======== Listed entries

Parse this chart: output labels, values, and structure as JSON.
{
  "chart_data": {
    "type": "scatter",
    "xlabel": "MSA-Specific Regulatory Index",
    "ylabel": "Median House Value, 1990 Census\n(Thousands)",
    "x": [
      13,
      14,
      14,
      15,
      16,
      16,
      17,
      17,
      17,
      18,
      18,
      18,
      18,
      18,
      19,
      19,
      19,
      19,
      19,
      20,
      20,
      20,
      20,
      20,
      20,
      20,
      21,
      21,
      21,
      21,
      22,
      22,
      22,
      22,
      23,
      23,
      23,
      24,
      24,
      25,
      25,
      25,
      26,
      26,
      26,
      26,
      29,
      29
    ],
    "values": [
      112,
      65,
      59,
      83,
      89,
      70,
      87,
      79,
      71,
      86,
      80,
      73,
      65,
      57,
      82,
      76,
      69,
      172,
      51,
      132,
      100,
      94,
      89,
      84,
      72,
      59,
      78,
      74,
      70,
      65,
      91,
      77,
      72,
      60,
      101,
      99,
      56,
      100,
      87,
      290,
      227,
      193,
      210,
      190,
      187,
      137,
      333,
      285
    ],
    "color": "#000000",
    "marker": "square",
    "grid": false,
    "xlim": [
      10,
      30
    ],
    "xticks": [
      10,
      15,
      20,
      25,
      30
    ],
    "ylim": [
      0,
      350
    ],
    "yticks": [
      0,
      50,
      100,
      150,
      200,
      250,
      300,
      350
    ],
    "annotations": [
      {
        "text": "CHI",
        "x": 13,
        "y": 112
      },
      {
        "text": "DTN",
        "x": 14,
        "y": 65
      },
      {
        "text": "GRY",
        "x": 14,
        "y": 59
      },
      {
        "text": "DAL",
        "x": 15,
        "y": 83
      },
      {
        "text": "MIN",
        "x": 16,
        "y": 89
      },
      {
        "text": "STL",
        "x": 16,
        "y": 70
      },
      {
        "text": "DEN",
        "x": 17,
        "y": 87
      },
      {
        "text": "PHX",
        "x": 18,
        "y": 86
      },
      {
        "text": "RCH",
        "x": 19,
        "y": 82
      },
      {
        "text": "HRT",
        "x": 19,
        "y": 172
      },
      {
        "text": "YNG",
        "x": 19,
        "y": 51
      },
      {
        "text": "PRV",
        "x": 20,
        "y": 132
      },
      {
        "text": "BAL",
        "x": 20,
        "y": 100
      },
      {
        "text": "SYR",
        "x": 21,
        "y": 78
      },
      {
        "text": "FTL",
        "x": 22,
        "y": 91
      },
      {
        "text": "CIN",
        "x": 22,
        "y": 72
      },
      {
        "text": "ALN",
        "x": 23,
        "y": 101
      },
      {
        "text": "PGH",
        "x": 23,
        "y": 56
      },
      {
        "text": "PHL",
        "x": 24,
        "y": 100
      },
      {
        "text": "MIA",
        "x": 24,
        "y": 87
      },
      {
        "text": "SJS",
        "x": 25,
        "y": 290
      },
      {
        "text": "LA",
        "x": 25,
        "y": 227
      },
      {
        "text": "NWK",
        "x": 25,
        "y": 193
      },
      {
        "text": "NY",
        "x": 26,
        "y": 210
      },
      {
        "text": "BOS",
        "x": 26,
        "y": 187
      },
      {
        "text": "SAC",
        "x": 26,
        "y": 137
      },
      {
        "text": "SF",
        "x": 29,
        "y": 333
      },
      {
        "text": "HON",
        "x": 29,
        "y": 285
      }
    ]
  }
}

================

▸ Exercise description
Your task is to repeat every entry exactly.

▸ The output
Parse this chart: output labels, values, and structure as JSON.
{
  "chart_data": {
    "type": "scatter",
    "xlabel": "MSA-Specific Regulatory Index",
    "ylabel": "Median House Value, 1990 Census\n(Thousands)",
    "x": [
      13,
      14,
      14,
      15,
      16,
      16,
      17,
      17,
      17,
      18,
      18,
      18,
      18,
      18,
      19,
      19,
      19,
      19,
      19,
      20,
      20,
      20,
      20,
      20,
      20,
      20,
      21,
      21,
      21,
      21,
      22,
      22,
      22,
      22,
      23,
      23,
      23,
      24,
      24,
      25,
      25,
      25,
      26,
      26,
      26,
      26,
      29,
      29
    ],
    "values": [
      112,
      65,
      59,
      83,
      89,
      70,
      87,
      79,
      71,
      86,
      80,
      73,
      65,
      57,
      82,
      76,
      69,
      172,
      51,
      132,
      100,
      94,
      89,
      84,
      72,
      59,
      78,
      74,
      70,
      65,
      91,
      77,
      72,
      60,
      101,
      99,
      56,
      100,
      87,
      290,
      227,
      193,
      210,
      190,
      187,
      137,
      333,
      285
    ],
    "color": "#000000",
    "marker": "square",
    "grid": false,
    "xlim": [
      10,
      30
    ],
    "xticks": [
      10,
      15,
      20,
      25,
      30
    ],
    "ylim": [
      0,
      350
    ],
    "yticks": [
      0,
      50,
      100,
      150,
      200,
      250,
      300,
      350
    ],
    "annotations": [
      {
        "text": "CHI",
        "x": 13,
        "y": 112
      },
      {
        "text": "DTN",
        "x": 14,
        "y": 65
      },
      {
        "text": "GRY",
        "x": 14,
        "y": 59
      },
      {
        "text": "DAL",
        "x": 15,
        "y": 83
      },
      {
        "text": "MIN",
        "x": 16,
        "y": 89
      },
      {
        "text": "STL",
        "x": 16,
        "y": 70
      },
      {
        "text": "DEN",
        "x": 17,
        "y": 87
      },
      {
        "text": "PHX",
        "x": 18,
        "y": 86
      },
      {
        "text": "RCH",
        "x": 19,
        "y": 82
      },
      {
        "text": "HRT",
        "x": 19,
        "y": 172
      },
      {
        "text": "YNG",
        "x": 19,
        "y": 51
      },
      {
        "text": "PRV",
        "x": 20,
        "y": 132
      },
      {
        "text": "BAL",
        "x": 20,
        "y": 100
      },
      {
        "text": "SYR",
        "x": 21,
        "y": 78
      },
      {
        "text": "FTL",
        "x": 22,
        "y": 91
      },
      {
        "text": "CIN",
        "x": 22,
        "y": 72
      },
      {
        "text": "ALN",
        "x": 23,
        "y": 101
      },
      {
        "text": "PGH",
        "x": 23,
        "y": 56
      },
      {
        "text": "PHL",
        "x": 24,
        "y": 100
      },
      {
        "text": "MIA",
        "x": 24,
        "y": 87
      },
      {
        "text": "SJS",
        "x": 25,
        "y": 290
      },
      {
        "text": "LA",
        "x": 25,
        "y": 227
      },
      {
        "text": "NWK",
        "x": 25,
        "y": 193
      },
      {
        "text": "NY",
        "x": 26,
        "y": 210
      },
      {
        "text": "BOS",
        "x": 26,
        "y": 187
      },
      {
        "text": "SAC",
        "x": 26,
        "y": 137
      },
      {
        "text": "SF",
        "x": 29,
        "y": 333
      },
      {
        "text": "HON",
        "x": 29,
        "y": 285
      }
    ]
  }
}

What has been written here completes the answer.